[Data entries]
--- start ---

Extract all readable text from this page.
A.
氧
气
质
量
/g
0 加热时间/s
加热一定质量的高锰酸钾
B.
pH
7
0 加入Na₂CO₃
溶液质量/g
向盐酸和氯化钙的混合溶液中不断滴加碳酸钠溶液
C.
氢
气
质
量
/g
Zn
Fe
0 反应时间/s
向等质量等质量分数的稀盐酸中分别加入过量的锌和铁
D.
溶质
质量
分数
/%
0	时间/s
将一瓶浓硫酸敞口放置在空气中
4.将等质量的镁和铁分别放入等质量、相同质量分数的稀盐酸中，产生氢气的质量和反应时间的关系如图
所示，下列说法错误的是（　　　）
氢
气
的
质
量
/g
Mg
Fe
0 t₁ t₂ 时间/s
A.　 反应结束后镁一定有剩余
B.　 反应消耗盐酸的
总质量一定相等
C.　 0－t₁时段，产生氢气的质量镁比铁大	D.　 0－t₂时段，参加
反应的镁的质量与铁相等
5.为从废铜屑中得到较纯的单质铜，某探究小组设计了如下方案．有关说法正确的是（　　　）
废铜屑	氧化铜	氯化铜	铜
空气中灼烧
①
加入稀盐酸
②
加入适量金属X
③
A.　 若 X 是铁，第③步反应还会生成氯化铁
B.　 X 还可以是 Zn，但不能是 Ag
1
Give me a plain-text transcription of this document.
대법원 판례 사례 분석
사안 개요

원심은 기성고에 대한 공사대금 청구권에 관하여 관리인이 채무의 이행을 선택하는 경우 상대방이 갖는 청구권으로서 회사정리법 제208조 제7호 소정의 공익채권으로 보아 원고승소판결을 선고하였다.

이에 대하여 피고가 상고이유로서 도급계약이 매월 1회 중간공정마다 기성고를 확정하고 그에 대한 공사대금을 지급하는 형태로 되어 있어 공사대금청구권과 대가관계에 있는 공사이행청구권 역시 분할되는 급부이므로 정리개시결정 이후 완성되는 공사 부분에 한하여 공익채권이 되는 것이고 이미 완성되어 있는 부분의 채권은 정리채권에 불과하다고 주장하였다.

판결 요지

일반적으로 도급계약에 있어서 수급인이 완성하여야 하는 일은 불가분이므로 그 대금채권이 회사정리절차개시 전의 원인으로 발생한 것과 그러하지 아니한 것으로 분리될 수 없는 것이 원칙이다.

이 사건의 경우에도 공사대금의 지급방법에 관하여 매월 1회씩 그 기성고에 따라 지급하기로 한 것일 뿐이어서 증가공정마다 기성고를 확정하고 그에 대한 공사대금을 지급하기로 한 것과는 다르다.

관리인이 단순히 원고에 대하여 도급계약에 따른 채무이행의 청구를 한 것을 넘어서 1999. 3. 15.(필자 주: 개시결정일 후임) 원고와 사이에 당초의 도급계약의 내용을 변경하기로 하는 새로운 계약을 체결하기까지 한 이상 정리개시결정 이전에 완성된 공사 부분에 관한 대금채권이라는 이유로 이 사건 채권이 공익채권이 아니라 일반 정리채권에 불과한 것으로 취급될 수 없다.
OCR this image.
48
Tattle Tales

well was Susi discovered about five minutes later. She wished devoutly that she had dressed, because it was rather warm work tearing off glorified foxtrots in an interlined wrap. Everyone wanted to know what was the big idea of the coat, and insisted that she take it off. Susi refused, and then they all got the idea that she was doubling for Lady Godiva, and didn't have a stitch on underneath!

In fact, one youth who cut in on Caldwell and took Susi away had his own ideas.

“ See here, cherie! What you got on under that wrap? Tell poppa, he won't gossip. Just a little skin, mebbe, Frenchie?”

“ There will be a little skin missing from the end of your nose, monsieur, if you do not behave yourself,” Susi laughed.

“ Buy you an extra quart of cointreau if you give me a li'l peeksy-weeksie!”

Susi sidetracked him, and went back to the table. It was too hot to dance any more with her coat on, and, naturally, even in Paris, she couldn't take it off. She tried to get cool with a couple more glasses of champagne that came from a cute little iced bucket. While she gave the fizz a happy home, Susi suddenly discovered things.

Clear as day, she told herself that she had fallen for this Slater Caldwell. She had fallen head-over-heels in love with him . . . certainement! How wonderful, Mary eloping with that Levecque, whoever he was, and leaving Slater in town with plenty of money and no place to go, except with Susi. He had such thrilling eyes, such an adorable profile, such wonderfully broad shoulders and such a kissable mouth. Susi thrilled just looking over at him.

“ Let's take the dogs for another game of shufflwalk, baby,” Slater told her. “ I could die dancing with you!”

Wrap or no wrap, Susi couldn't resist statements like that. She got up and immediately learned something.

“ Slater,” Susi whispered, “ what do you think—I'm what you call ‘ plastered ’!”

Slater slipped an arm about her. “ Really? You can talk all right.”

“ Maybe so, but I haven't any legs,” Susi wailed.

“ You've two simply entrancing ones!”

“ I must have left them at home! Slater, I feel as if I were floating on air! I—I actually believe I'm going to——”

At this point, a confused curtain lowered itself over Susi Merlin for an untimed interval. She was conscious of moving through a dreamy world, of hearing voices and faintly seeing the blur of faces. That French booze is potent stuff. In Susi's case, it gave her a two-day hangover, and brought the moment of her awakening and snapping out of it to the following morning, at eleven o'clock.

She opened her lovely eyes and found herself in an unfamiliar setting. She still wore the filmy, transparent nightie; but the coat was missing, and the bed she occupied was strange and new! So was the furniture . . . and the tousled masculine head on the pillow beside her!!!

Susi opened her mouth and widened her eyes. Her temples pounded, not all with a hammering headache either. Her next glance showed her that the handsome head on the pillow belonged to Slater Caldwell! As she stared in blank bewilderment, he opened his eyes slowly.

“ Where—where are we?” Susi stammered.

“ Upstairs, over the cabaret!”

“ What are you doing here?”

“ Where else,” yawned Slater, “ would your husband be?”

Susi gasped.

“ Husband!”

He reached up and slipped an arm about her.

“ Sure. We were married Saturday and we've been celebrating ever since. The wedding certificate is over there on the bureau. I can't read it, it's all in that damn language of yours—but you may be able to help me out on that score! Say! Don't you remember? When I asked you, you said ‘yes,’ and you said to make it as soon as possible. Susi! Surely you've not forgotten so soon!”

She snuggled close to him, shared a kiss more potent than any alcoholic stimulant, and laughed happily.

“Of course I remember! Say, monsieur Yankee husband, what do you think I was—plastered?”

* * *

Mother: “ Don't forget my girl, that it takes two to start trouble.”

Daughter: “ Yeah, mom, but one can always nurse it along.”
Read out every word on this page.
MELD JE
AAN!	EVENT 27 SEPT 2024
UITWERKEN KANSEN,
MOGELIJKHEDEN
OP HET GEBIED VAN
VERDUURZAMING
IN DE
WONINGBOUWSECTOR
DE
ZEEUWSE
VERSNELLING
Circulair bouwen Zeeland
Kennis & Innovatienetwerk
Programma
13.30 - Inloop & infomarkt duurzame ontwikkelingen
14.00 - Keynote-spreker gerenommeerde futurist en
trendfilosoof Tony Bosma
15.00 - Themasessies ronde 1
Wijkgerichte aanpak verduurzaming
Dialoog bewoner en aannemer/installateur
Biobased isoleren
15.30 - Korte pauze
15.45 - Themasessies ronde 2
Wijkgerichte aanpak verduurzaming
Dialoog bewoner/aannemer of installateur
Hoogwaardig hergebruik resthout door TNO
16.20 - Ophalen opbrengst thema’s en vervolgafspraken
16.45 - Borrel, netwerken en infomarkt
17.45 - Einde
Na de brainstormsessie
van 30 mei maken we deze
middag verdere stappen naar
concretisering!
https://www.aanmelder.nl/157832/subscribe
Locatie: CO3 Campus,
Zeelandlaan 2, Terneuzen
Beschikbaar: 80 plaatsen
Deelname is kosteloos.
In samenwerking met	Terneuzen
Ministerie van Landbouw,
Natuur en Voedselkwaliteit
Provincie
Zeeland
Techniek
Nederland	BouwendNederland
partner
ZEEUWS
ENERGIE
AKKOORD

--- end ---

GIVEN EXERCISE: Make an exact copy of the listing, including every line.

EXERCISE OUTPUT:
Extract all readable text from this page.
A.
氧
气
质
量
/g
0 加热时间/s
加热一定质量的高锰酸钾
B.
pH
7
0 加入Na₂CO₃
溶液质量/g
向盐酸和氯化钙的混合溶液中不断滴加碳酸钠溶液
C.
氢
气
质
量
/g
Zn
Fe
0 反应时间/s
向等质量等质量分数的稀盐酸中分别加入过量的锌和铁
D.
溶质
质量
分数
/%
0	时间/s
将一瓶浓硫酸敞口放置在空气中
4.将等质量的镁和铁分别放入等质量、相同质量分数的稀盐酸中，产生氢气的质量和反应时间的关系如图
所示，下列说法错误的是（　　　）
氢
气
的
质
量
/g
Mg
Fe
0 t₁ t₂ 时间/s
A.　 反应结束后镁一定有剩余
B.　 反应消耗盐酸的
总质量一定相等
C.　 0－t₁时段，产生氢气的质量镁比铁大	D.　 0－t₂时段，参加
反应的镁的质量与铁相等
5.为从废铜屑中得到较纯的单质铜，某探究小组设计了如下方案．有关说法正确的是（　　　）
废铜屑	氧化铜	氯化铜	铜
空气中灼烧
①
加入稀盐酸
②
加入适量金属X
③
A.　 若 X 是铁，第③步反应还会生成氯化铁
B.　 X 还可以是 Zn，但不能是 Ag
1
Give me a plain-text transcription of this document.
대법원 판례 사례 분석
사안 개요

원심은 기성고에 대한 공사대금 청구권에 관하여 관리인이 채무의 이행을 선택하는 경우 상대방이 갖는 청구권으로서 회사정리법 제208조 제7호 소정의 공익채권으로 보아 원고승소판결을 선고하였다.

이에 대하여 피고가 상고이유로서 도급계약이 매월 1회 중간공정마다 기성고를 확정하고 그에 대한 공사대금을 지급하는 형태로 되어 있어 공사대금청구권과 대가관계에 있는 공사이행청구권 역시 분할되는 급부이므로 정리개시결정 이후 완성되는 공사 부분에 한하여 공익채권이 되는 것이고 이미 완성되어 있는 부분의 채권은 정리채권에 불과하다고 주장하였다.

판결 요지

일반적으로 도급계약에 있어서 수급인이 완성하여야 하는 일은 불가분이므로 그 대금채권이 회사정리절차개시 전의 원인으로 발생한 것과 그러하지 아니한 것으로 분리될 수 없는 것이 원칙이다.

이 사건의 경우에도 공사대금의 지급방법에 관하여 매월 1회씩 그 기성고에 따라 지급하기로 한 것일 뿐이어서 증가공정마다 기성고를 확정하고 그에 대한 공사대금을 지급하기로 한 것과는 다르다.

관리인이 단순히 원고에 대하여 도급계약에 따른 채무이행의 청구를 한 것을 넘어서 1999. 3. 15.(필자 주: 개시결정일 후임) 원고와 사이에 당초의 도급계약의 내용을 변경하기로 하는 새로운 계약을 체결하기까지 한 이상 정리개시결정 이전에 완성된 공사 부분에 관한 대금채권이라는 이유로 이 사건 채권이 공익채권이 아니라 일반 정리채권에 불과한 것으로 취급될 수 없다.
OCR this image.
48
Tattle Tales

well was Susi discovered about five minutes later. She wished devoutly that she had dressed, because it was rather warm work tearing off glorified foxtrots in an interlined wrap. Everyone wanted to know what was the big idea of the coat, and insisted that she take it off. Susi refused, and then they all got the idea that she was doubling for Lady Godiva, and didn't have a stitch on underneath!

In fact, one youth who cut in on Caldwell and took Susi away had his own ideas.

“ See here, cherie! What you got on under that wrap? Tell poppa, he won't gossip. Just a little skin, mebbe, Frenchie?”

“ There will be a little skin missing from the end of your nose, monsieur, if you do not behave yourself,” Susi laughed.

“ Buy you an extra quart of cointreau if you give me a li'l peeksy-weeksie!”

Susi sidetracked him, and went back to the table. It was too hot to dance any more with her coat on, and, naturally, even in Paris, she couldn't take it off. She tried to get cool with a couple more glasses of champagne that came from a cute little iced bucket. While she gave the fizz a happy home, Susi suddenly discovered things.

Clear as day, she told herself that she had fallen for this Slater Caldwell. She had fallen head-over-heels in love with him . . . certainement! How wonderful, Mary eloping with that Levecque, whoever he was, and leaving Slater in town with plenty of money and no place to go, except with Susi. He had such thrilling eyes, such an adorable profile, such wonderfully broad shoulders and such a kissable mouth. Susi thrilled just looking over at him.

“ Let's take the dogs for another game of shufflwalk, baby,” Slater told her. “ I could die dancing with you!”

Wrap or no wrap, Susi couldn't resist statements like that. She got up and immediately learned something.

“ Slater,” Susi whispered, “ what do you think—I'm what you call ‘ plastered ’!”

Slater slipped an arm about her. “ Really? You can talk all right.”

“ Maybe so, but I haven't any legs,” Susi wailed.

“ You've two simply entrancing ones!”

“ I must have left them at home! Slater, I feel as if I were floating on air! I—I actually believe I'm going to——”

At this point, a confused curtain lowered itself over Susi Merlin for an untimed interval. She was conscious of moving through a dreamy world, of hearing voices and faintly seeing the blur of faces. That French booze is potent stuff. In Susi's case, it gave her a two-day hangover, and brought the moment of her awakening and snapping out of it to the following morning, at eleven o'clock.

She opened her lovely eyes and found herself in an unfamiliar setting. She still wore the filmy, transparent nightie; but the coat was missing, and the bed she occupied was strange and new! So was the furniture . . . and the tousled masculine head on the pillow beside her!!!

Susi opened her mouth and widened her eyes. Her temples pounded, not all with a hammering headache either. Her next glance showed her that the handsome head on the pillow belonged to Slater Caldwell! As she stared in blank bewilderment, he opened his eyes slowly.

“ Where—where are we?” Susi stammered.

“ Upstairs, over the cabaret!”

“ What are you doing here?”

“ Where else,” yawned Slater, “ would your husband be?”

Susi gasped.

“ Husband!”

He reached up and slipped an arm about her.

“ Sure. We were married Saturday and we've been celebrating ever since. The wedding certificate is over there on the bureau. I can't read it, it's all in that damn language of yours—but you may be able to help me out on that score! Say! Don't you remember? When I asked you, you said ‘yes,’ and you said to make it as soon as possible. Susi! Surely you've not forgotten so soon!”

She snuggled close to him, shared a kiss more potent than any alcoholic stimulant, and laughed happily.

“Of course I remember! Say, monsieur Yankee husband, what do you think I was—plastered?”

* * *

Mother: “ Don't forget my girl, that it takes two to start trouble.”

Daughter: “ Yeah, mom, but one can always nurse it along.”
Read out every word on this page.
MELD JE
AAN!	EVENT 27 SEPT 2024
UITWERKEN KANSEN,
MOGELIJKHEDEN
OP HET GEBIED VAN
VERDUURZAMING
IN DE
WONINGBOUWSECTOR
DE
ZEEUWSE
VERSNELLING
Circulair bouwen Zeeland
Kennis & Innovatienetwerk
Programma
13.30 - Inloop & infomarkt duurzame ontwikkelingen
14.00 - Keynote-spreker gerenommeerde futurist en
trendfilosoof Tony Bosma
15.00 - Themasessies ronde 1
Wijkgerichte aanpak verduurzaming
Dialoog bewoner en aannemer/installateur
Biobased isoleren
15.30 - Korte pauze
15.45 - Themasessies ronde 2
Wijkgerichte aanpak verduurzaming
Dialoog bewoner/aannemer of installateur
Hoogwaardig hergebruik resthout door TNO
16.20 - Ophalen opbrengst thema’s en vervolgafspraken
16.45 - Borrel, netwerken en infomarkt
17.45 - Einde
Na de brainstormsessie
van 30 mei maken we deze
middag verdere stappen naar
concretisering!
https://www.aanmelder.nl/157832/subscribe
Locatie: CO3 Campus,
Zeelandlaan 2, Terneuzen
Beschikbaar: 80 plaatsen
Deelname is kosteloos.
In samenwerking met	Terneuzen
Ministerie van Landbouw,
Natuur en Voedselkwaliteit
Provincie
Zeeland
Techniek
Nederland	BouwendNederland
partner
ZEEUWS
ENERGIE
AKKOORD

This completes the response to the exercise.